WHAT IS ASKED: Set down every record once more, exactly as given.

MATERIALS PROVIDED:

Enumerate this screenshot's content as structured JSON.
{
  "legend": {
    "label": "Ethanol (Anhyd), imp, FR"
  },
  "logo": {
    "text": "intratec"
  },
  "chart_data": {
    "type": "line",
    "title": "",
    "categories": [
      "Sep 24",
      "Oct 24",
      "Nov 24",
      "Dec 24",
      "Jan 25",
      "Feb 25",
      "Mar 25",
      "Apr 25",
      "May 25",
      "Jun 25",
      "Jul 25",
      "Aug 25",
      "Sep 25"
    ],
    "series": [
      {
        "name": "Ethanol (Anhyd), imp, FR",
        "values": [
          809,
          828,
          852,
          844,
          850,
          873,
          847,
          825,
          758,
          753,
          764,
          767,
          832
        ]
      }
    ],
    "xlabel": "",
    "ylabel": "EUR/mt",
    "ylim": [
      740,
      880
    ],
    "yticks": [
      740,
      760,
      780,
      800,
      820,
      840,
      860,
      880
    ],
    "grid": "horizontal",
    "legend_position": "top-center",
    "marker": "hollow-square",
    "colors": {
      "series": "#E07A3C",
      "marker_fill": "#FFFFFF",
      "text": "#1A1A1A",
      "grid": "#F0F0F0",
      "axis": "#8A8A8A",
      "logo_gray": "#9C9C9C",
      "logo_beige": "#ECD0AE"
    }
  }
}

EXERCISE RESPONSE:
Enumerate this screenshot's content as structured JSON.
{
  "legend": {
    "label": "Ethanol (Anhyd), imp, FR"
  },
  "logo": {
    "text": "intratec"
  },
  "chart_data": {
    "type": "line",
    "title": "",
    "categories": [
      "Sep 24",
      "Oct 24",
      "Nov 24",
      "Dec 24",
      "Jan 25",
      "Feb 25",
      "Mar 25",
      "Apr 25",
      "May 25",
      "Jun 25",
      "Jul 25",
      "Aug 25",
      "Sep 25"
    ],
    "series": [
      {
        "name": "Ethanol (Anhyd), imp, FR",
        "values": [
          809,
          828,
          852,
          844,
          850,
          873,
          847,
          825,
          758,
          753,
          764,
          767,
          832
        ]
      }
    ],
    "xlabel": "",
    "ylabel": "EUR/mt",
    "ylim": [
      740,
      880
    ],
    "yticks": [
      740,
      760,
      780,
      800,
      820,
      840,
      860,
      880
    ],
    "grid": "horizontal",
    "legend_position": "top-center",
    "marker": "hollow-square",
    "colors": {
      "series": "#E07A3C",
      "marker_fill": "#FFFFFF",
      "text": "#1A1A1A",
      "grid": "#F0F0F0",
      "axis": "#8A8A8A",
      "logo_gray": "#9C9C9C",
      "logo_beige": "#ECD0AE"
    }
  }
}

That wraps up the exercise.